§ **Stated problem**: Extract every line of the material that holds the string "EDITING".

§ **Records for this exercise**:
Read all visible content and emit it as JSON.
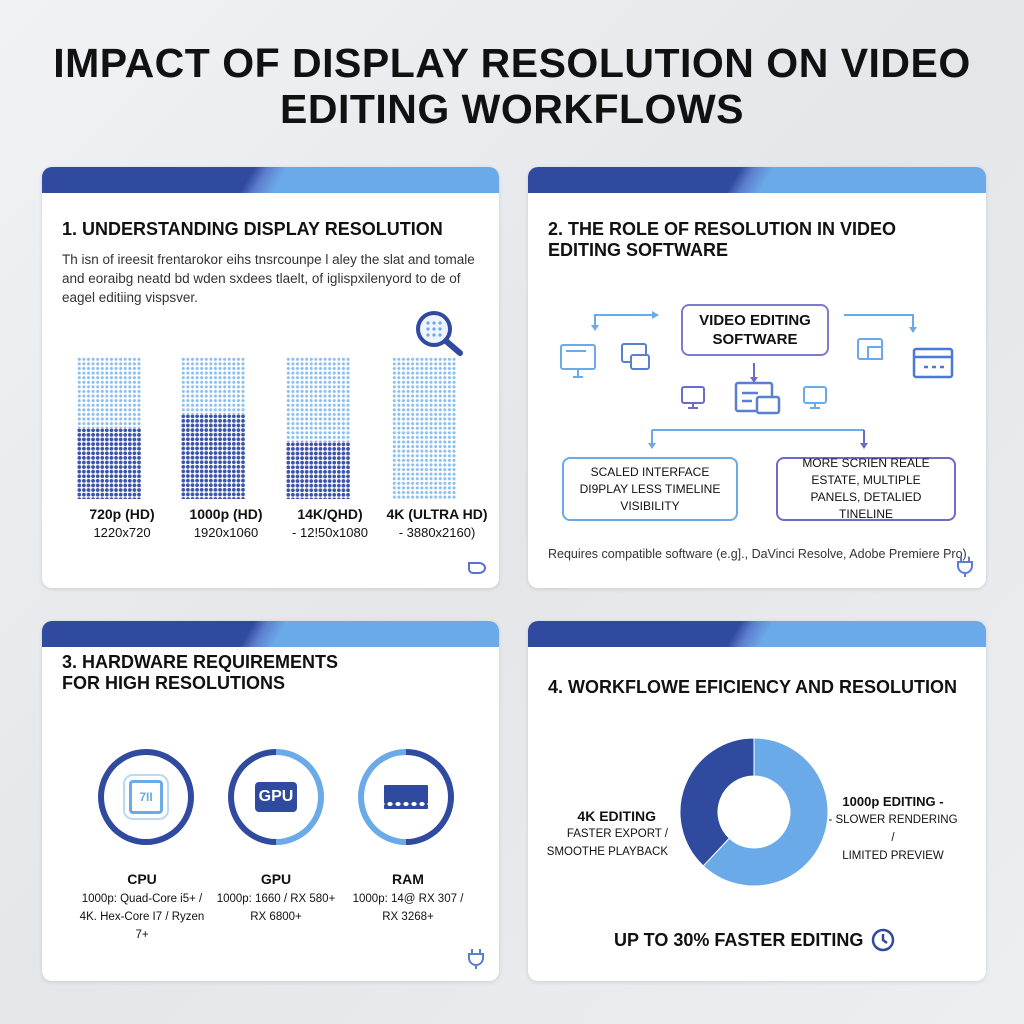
{
  "title": "IMPACT OF DISPLAY RESOLUTION ON VIDEO EDITING WORKFLOWS",
  "colors": {
    "dark_blue": "#2f4a9e",
    "light_blue": "#6aaae8",
    "purple": "#6b6bc8"
  },
  "section1": {
    "title": "1. UNDERSTANDING DISPLAY RESOLUTION",
    "body": "Th isn of ireesit frentarokor eihs tnsrcounpe l aley the slat and tomale and eoraibg neatd bd wden sxdees tlaelt, of iglispxilenyord to de of eagel editiing vispsver.",
    "resolutions": [
      {
        "name": "720p (HD)",
        "pixels": "1220x720",
        "dark_fill": 0.5
      },
      {
        "name": "1000p (HD)",
        "pixels": "1920x1060",
        "dark_fill": 0.6
      },
      {
        "name": "14K/QHD)",
        "pixels": "- 12!50x1080",
        "dark_fill": 0.4
      },
      {
        "name": "4K (ULTRA HD)",
        "pixels": "- 3880x2160)",
        "dark_fill": 0
      }
    ],
    "icons": [
      "magnifier-icon",
      "tag-icon"
    ]
  },
  "section2": {
    "title": "2. THE ROLE OF RESOLUTION IN VIDEO EDITING SOFTWARE",
    "center": "VIDEO EDITING SOFTWARE",
    "left_box": "SCALED INTERFACE DI9PLAY LESS TIMELINE VISIBILITY",
    "right_box": "MORE SCRIEN REALE ESTATE, MULTIPLE PANELS, DETALIED TINELINE",
    "note": "Requires compatible software (e.g]., DaVinci Resolve, Adobe Premiere Pro)."
  },
  "section3": {
    "title": "3. HARDWARE REQUIREMENTS FOR HIGH RESOLUTIONS",
    "items": [
      {
        "name": "CPU",
        "chip_label": "7II",
        "line1": "1000p: Quad-Core i5+ /",
        "line2": "4K. Hex-Core I7 / Ryzen 7+"
      },
      {
        "name": "GPU",
        "chip_label": "GPU",
        "line1": "1000p: 1660 / RX 580+",
        "line2": "RX 6800+"
      },
      {
        "name": "RAM",
        "line1": "1000p: 14@ RX 307 /",
        "line2": "RX 3268+"
      }
    ]
  },
  "section4": {
    "title": "4. WORKFLOWE EFICIENCY AND RESOLUTION",
    "left_label": {
      "title": "4K EDITING",
      "line1": "FASTER EXPORT /",
      "line2": "SMOOTHE PLAYBACK"
    },
    "right_label": {
      "title": "1000p EDITING -",
      "line1": "- SLOWER RENDERING /",
      "line2": "LIMITED PREVIEW"
    },
    "chart_data": {
      "type": "pie",
      "donut": true,
      "slices": [
        {
          "label": "4K EDITING",
          "value": 38,
          "color": "#2f4a9e"
        },
        {
          "label": "1000p EDITING",
          "value": 62,
          "color": "#6aaae8"
        }
      ]
    },
    "footer": "UP TO 30% FASTER EDITING"
  }
}
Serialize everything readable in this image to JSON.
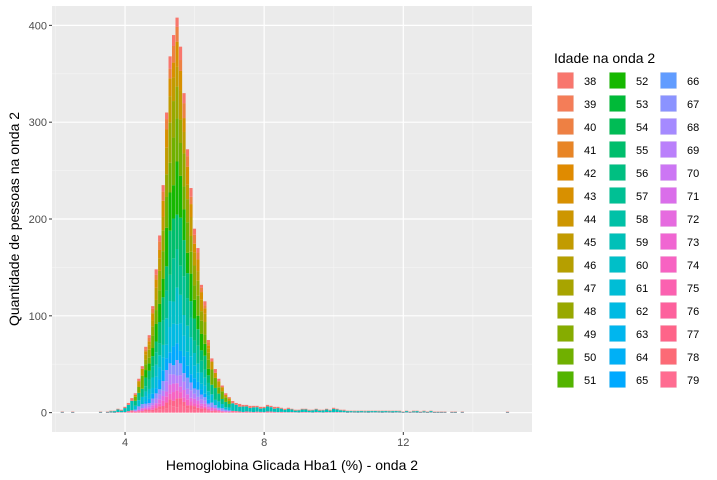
{
  "chart_data": {
    "type": "bar",
    "stacked": true,
    "xlabel": "Hemoglobina Glicada Hba1 (%) - onda 2",
    "ylabel": "Quantidade de pessoas na onda 2",
    "xlim": [
      1.9,
      15.7
    ],
    "ylim": [
      -20,
      420
    ],
    "x_ticks": [
      4,
      8,
      12
    ],
    "y_ticks": [
      0,
      100,
      200,
      300,
      400
    ],
    "x_tick_labels": [
      "4",
      "8",
      "12"
    ],
    "y_tick_labels": [
      "0",
      "100",
      "200",
      "300",
      "400"
    ],
    "grid": true,
    "legend": {
      "title": "Idade na onda 2",
      "placement": "right",
      "columns": 3,
      "entries": [
        {
          "label": "38",
          "color": "#F8766D"
        },
        {
          "label": "39",
          "color": "#F47D58"
        },
        {
          "label": "40",
          "color": "#EE8043"
        },
        {
          "label": "41",
          "color": "#E88526"
        },
        {
          "label": "42",
          "color": "#E08B00"
        },
        {
          "label": "43",
          "color": "#D89000"
        },
        {
          "label": "44",
          "color": "#CD9600"
        },
        {
          "label": "45",
          "color": "#C29B00"
        },
        {
          "label": "46",
          "color": "#B69F00"
        },
        {
          "label": "47",
          "color": "#A8A400"
        },
        {
          "label": "48",
          "color": "#98A800"
        },
        {
          "label": "49",
          "color": "#86AC00"
        },
        {
          "label": "50",
          "color": "#70B000"
        },
        {
          "label": "51",
          "color": "#53B400"
        },
        {
          "label": "52",
          "color": "#16B800"
        },
        {
          "label": "53",
          "color": "#00BA38"
        },
        {
          "label": "54",
          "color": "#00BC55"
        },
        {
          "label": "55",
          "color": "#00BE6C"
        },
        {
          "label": "56",
          "color": "#00BF81"
        },
        {
          "label": "57",
          "color": "#00C094"
        },
        {
          "label": "58",
          "color": "#00C1A7"
        },
        {
          "label": "59",
          "color": "#00C0B8"
        },
        {
          "label": "60",
          "color": "#00BFC8"
        },
        {
          "label": "61",
          "color": "#00BDD6"
        },
        {
          "label": "62",
          "color": "#00BAE3"
        },
        {
          "label": "63",
          "color": "#00B6EE"
        },
        {
          "label": "64",
          "color": "#00B0F6"
        },
        {
          "label": "65",
          "color": "#00A9FF"
        },
        {
          "label": "66",
          "color": "#619CFF"
        },
        {
          "label": "67",
          "color": "#8B93FF"
        },
        {
          "label": "68",
          "color": "#A58AFF"
        },
        {
          "label": "69",
          "color": "#BA80FB"
        },
        {
          "label": "70",
          "color": "#CC76F4"
        },
        {
          "label": "71",
          "color": "#DA6EEA"
        },
        {
          "label": "72",
          "color": "#E66BDF"
        },
        {
          "label": "73",
          "color": "#F066D2"
        },
        {
          "label": "74",
          "color": "#F763C2"
        },
        {
          "label": "75",
          "color": "#FB61B0"
        },
        {
          "label": "76",
          "color": "#FD619D"
        },
        {
          "label": "77",
          "color": "#FE6489"
        },
        {
          "label": "78",
          "color": "#FC6A76"
        },
        {
          "label": "79",
          "color": "#FF6C91"
        }
      ]
    },
    "bin_width": 0.1,
    "bins": [
      {
        "x": 2.2,
        "count": 1
      },
      {
        "x": 2.5,
        "count": 1
      },
      {
        "x": 3.3,
        "count": 1
      },
      {
        "x": 3.5,
        "count": 1
      },
      {
        "x": 3.6,
        "count": 2
      },
      {
        "x": 3.7,
        "count": 2
      },
      {
        "x": 3.8,
        "count": 4
      },
      {
        "x": 3.9,
        "count": 3
      },
      {
        "x": 4.0,
        "count": 6
      },
      {
        "x": 4.1,
        "count": 10
      },
      {
        "x": 4.2,
        "count": 15
      },
      {
        "x": 4.3,
        "count": 20
      },
      {
        "x": 4.4,
        "count": 35
      },
      {
        "x": 4.5,
        "count": 48
      },
      {
        "x": 4.6,
        "count": 68
      },
      {
        "x": 4.7,
        "count": 80
      },
      {
        "x": 4.8,
        "count": 110
      },
      {
        "x": 4.9,
        "count": 148
      },
      {
        "x": 5.0,
        "count": 183
      },
      {
        "x": 5.1,
        "count": 235
      },
      {
        "x": 5.2,
        "count": 310
      },
      {
        "x": 5.3,
        "count": 368
      },
      {
        "x": 5.4,
        "count": 390
      },
      {
        "x": 5.5,
        "count": 408
      },
      {
        "x": 5.6,
        "count": 378
      },
      {
        "x": 5.7,
        "count": 330
      },
      {
        "x": 5.8,
        "count": 272
      },
      {
        "x": 5.9,
        "count": 232
      },
      {
        "x": 6.0,
        "count": 190
      },
      {
        "x": 6.1,
        "count": 170
      },
      {
        "x": 6.2,
        "count": 132
      },
      {
        "x": 6.3,
        "count": 115
      },
      {
        "x": 6.4,
        "count": 75
      },
      {
        "x": 6.5,
        "count": 56
      },
      {
        "x": 6.6,
        "count": 45
      },
      {
        "x": 6.7,
        "count": 35
      },
      {
        "x": 6.8,
        "count": 28
      },
      {
        "x": 6.9,
        "count": 20
      },
      {
        "x": 7.0,
        "count": 16
      },
      {
        "x": 7.1,
        "count": 12
      },
      {
        "x": 7.2,
        "count": 10
      },
      {
        "x": 7.3,
        "count": 9
      },
      {
        "x": 7.4,
        "count": 8
      },
      {
        "x": 7.5,
        "count": 8
      },
      {
        "x": 7.6,
        "count": 7
      },
      {
        "x": 7.7,
        "count": 7
      },
      {
        "x": 7.8,
        "count": 7
      },
      {
        "x": 7.9,
        "count": 6
      },
      {
        "x": 8.0,
        "count": 6
      },
      {
        "x": 8.1,
        "count": 8
      },
      {
        "x": 8.2,
        "count": 7
      },
      {
        "x": 8.3,
        "count": 6
      },
      {
        "x": 8.4,
        "count": 6
      },
      {
        "x": 8.5,
        "count": 5
      },
      {
        "x": 8.6,
        "count": 4
      },
      {
        "x": 8.7,
        "count": 5
      },
      {
        "x": 8.8,
        "count": 4
      },
      {
        "x": 8.9,
        "count": 3
      },
      {
        "x": 9.0,
        "count": 3
      },
      {
        "x": 9.1,
        "count": 4
      },
      {
        "x": 9.2,
        "count": 4
      },
      {
        "x": 9.3,
        "count": 3
      },
      {
        "x": 9.4,
        "count": 3
      },
      {
        "x": 9.5,
        "count": 4
      },
      {
        "x": 9.6,
        "count": 3
      },
      {
        "x": 9.7,
        "count": 3
      },
      {
        "x": 9.8,
        "count": 4
      },
      {
        "x": 9.9,
        "count": 3
      },
      {
        "x": 10.0,
        "count": 5
      },
      {
        "x": 10.1,
        "count": 4
      },
      {
        "x": 10.2,
        "count": 3
      },
      {
        "x": 10.3,
        "count": 3
      },
      {
        "x": 10.4,
        "count": 2
      },
      {
        "x": 10.5,
        "count": 2
      },
      {
        "x": 10.6,
        "count": 2
      },
      {
        "x": 10.7,
        "count": 2
      },
      {
        "x": 10.8,
        "count": 2
      },
      {
        "x": 10.9,
        "count": 2
      },
      {
        "x": 11.0,
        "count": 2
      },
      {
        "x": 11.1,
        "count": 2
      },
      {
        "x": 11.2,
        "count": 2
      },
      {
        "x": 11.3,
        "count": 2
      },
      {
        "x": 11.4,
        "count": 2
      },
      {
        "x": 11.5,
        "count": 2
      },
      {
        "x": 11.6,
        "count": 2
      },
      {
        "x": 11.7,
        "count": 2
      },
      {
        "x": 11.8,
        "count": 2
      },
      {
        "x": 11.9,
        "count": 2
      },
      {
        "x": 12.0,
        "count": 1
      },
      {
        "x": 12.1,
        "count": 2
      },
      {
        "x": 12.2,
        "count": 1
      },
      {
        "x": 12.3,
        "count": 2
      },
      {
        "x": 12.4,
        "count": 2
      },
      {
        "x": 12.5,
        "count": 1
      },
      {
        "x": 12.6,
        "count": 2
      },
      {
        "x": 12.7,
        "count": 1
      },
      {
        "x": 12.8,
        "count": 2
      },
      {
        "x": 12.9,
        "count": 1
      },
      {
        "x": 13.0,
        "count": 1
      },
      {
        "x": 13.1,
        "count": 1
      },
      {
        "x": 13.2,
        "count": 1
      },
      {
        "x": 13.4,
        "count": 1
      },
      {
        "x": 13.5,
        "count": 1
      },
      {
        "x": 13.7,
        "count": 1
      },
      {
        "x": 15.0,
        "count": 1
      }
    ]
  }
}
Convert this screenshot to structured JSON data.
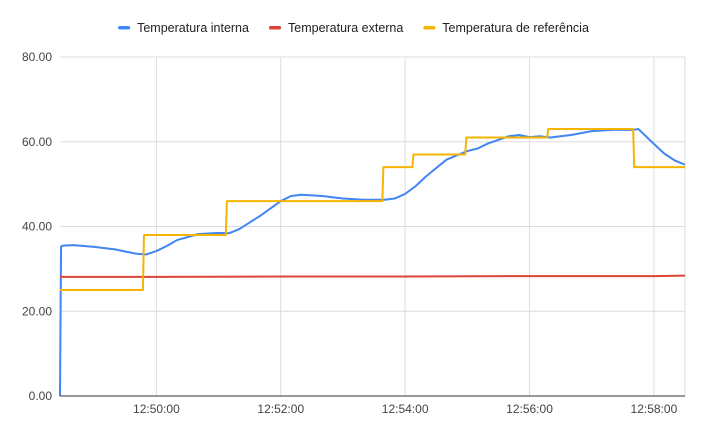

§ **Result for this exercise**:
  "title": "IMPACT OF DISPLAY RESOLUTION ON VIDEO EDITING WORKFLOWS",
    "title": "2. THE ROLE OF RESOLUTION IN VIDEO EDITING SOFTWARE",
    "center": "VIDEO EDITING SOFTWARE",
      "title": "4K EDITING",
      "title": "1000p EDITING -",
          "label": "4K EDITING",
          "label": "1000p EDITING",
    "footer": "UP TO 30% FASTER EDITING"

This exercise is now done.